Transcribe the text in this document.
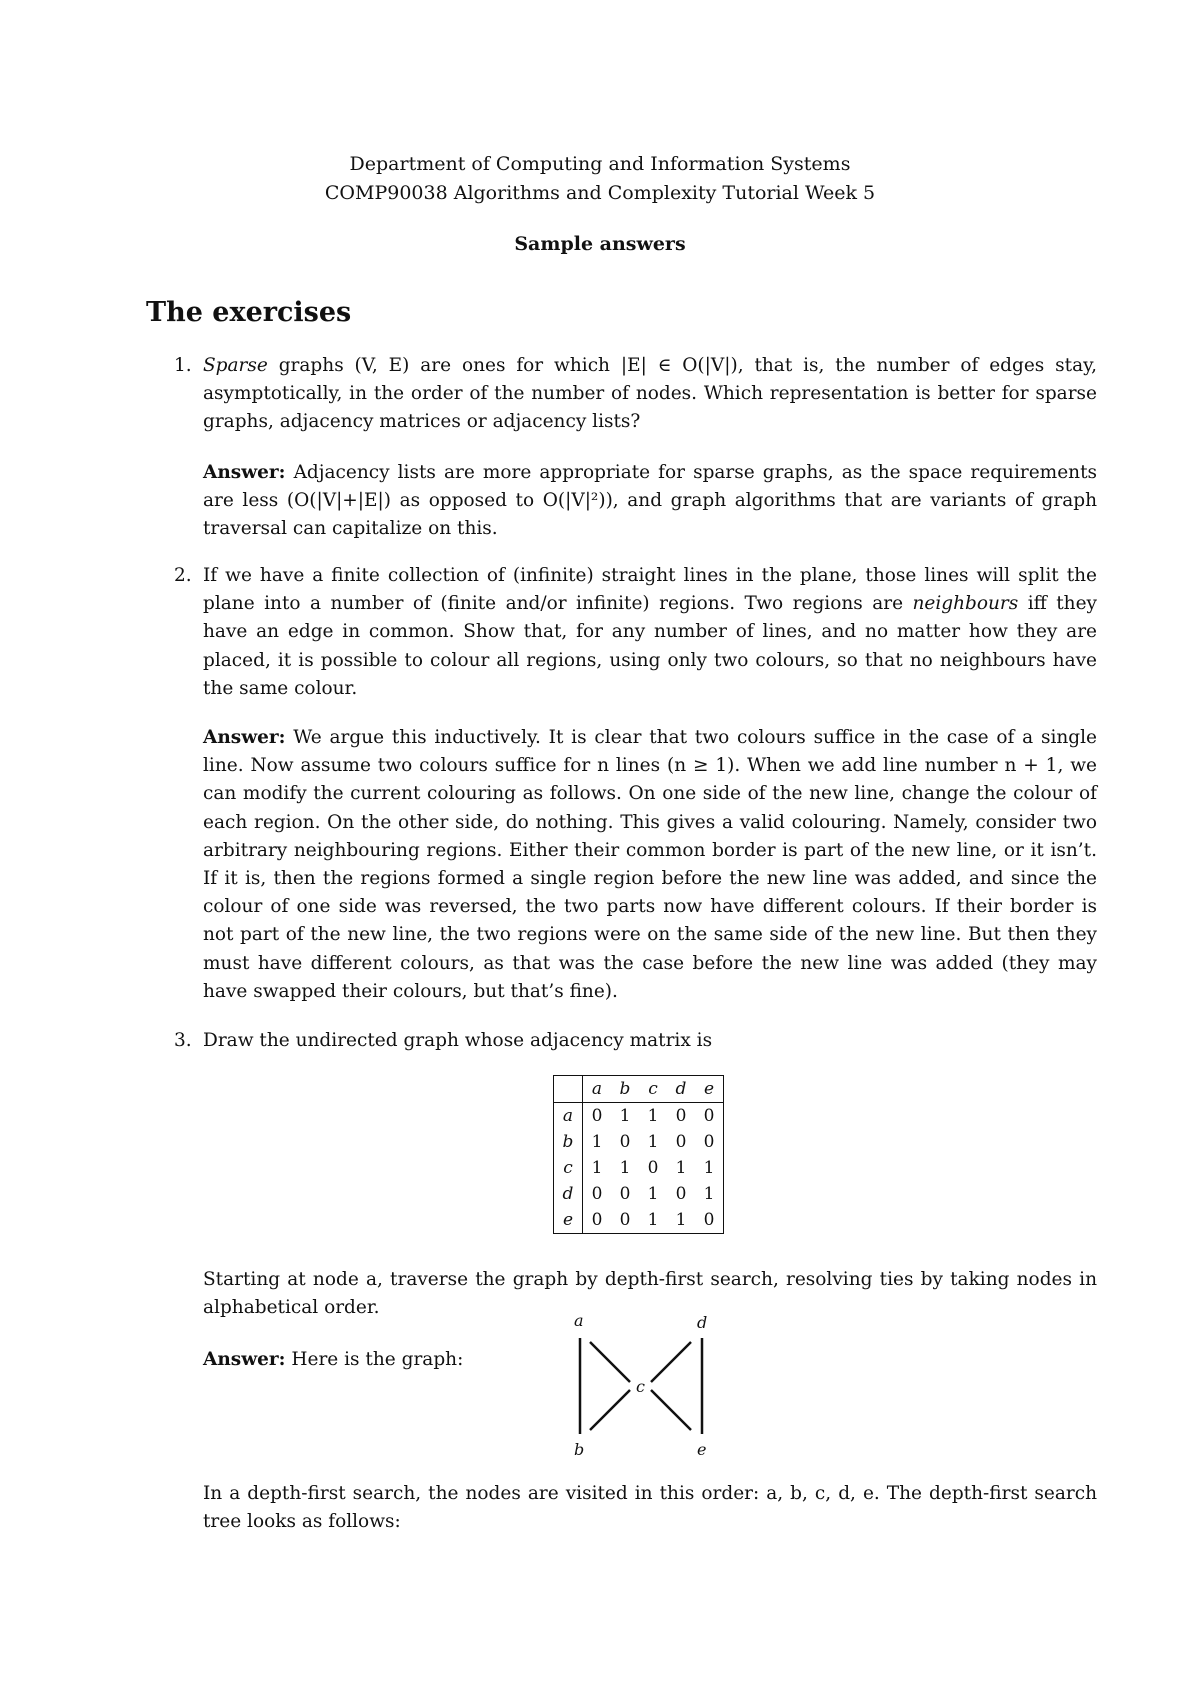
Department of Computing and Information Systems
COMP90038 Algorithms and Complexity Tutorial Week 5
Sample answers
The exercises
1. Sparse graphs (V, E) are ones for which |E| ∈ O(|V|), that is, the number of edges stay, asymptotically, in the order of the number of nodes. Which representation is better for sparse graphs, adjacency matrices or adjacency lists?
Answer: Adjacency lists are more appropriate for sparse graphs, as the space requirements are less (O(|V|+|E|) as opposed to O(|V|²)), and graph algorithms that are variants of graph traversal can capitalize on this.
2. If we have a finite collection of (infinite) straight lines in the plane, those lines will split the plane into a number of (finite and/or infinite) regions. Two regions are neighbours iff they have an edge in common. Show that, for any number of lines, and no matter how they are placed, it is possible to colour all regions, using only two colours, so that no neighbours have the same colour.
Answer: We argue this inductively. It is clear that two colours suffice in the case of a single line. Now assume two colours suffice for n lines (n ≥ 1). When we add line number n + 1, we can modify the current colouring as follows. On one side of the new line, change the colour of each region. On the other side, do nothing. This gives a valid colouring. Namely, consider two arbitrary neighbouring regions. Either their common border is part of the new line, or it isn’t. If it is, then the regions formed a single region before the new line was added, and since the colour of one side was reversed, the two parts now have different colours. If their border is not part of the new line, the two regions were on the same side of the new line. But then they must have different colours, as that was the case before the new line was added (they may have swapped their colours, but that’s fine).
3. Draw the undirected graph whose adjacency matrix is
	a	b	c	d	e
a	0	1	1	0	0
b	1	0	1	0	0
c	1	1	0	1	1
d	0	0	1	0	1
e	0	0	1	1	0
Starting at node a, traverse the graph by depth-first search, resolving ties by taking nodes in alphabetical order.
Answer: Here is the graph:
a
b
c
d
e
In a depth-first search, the nodes are visited in this order: a, b, c, d, e. The depth-first search tree looks as follows:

------------------------------------------------

◆ What is expected ◆
The answer must consist solely of the number of lines in the entries that contain the word "graphs".

◆ Answer to the task ◆
2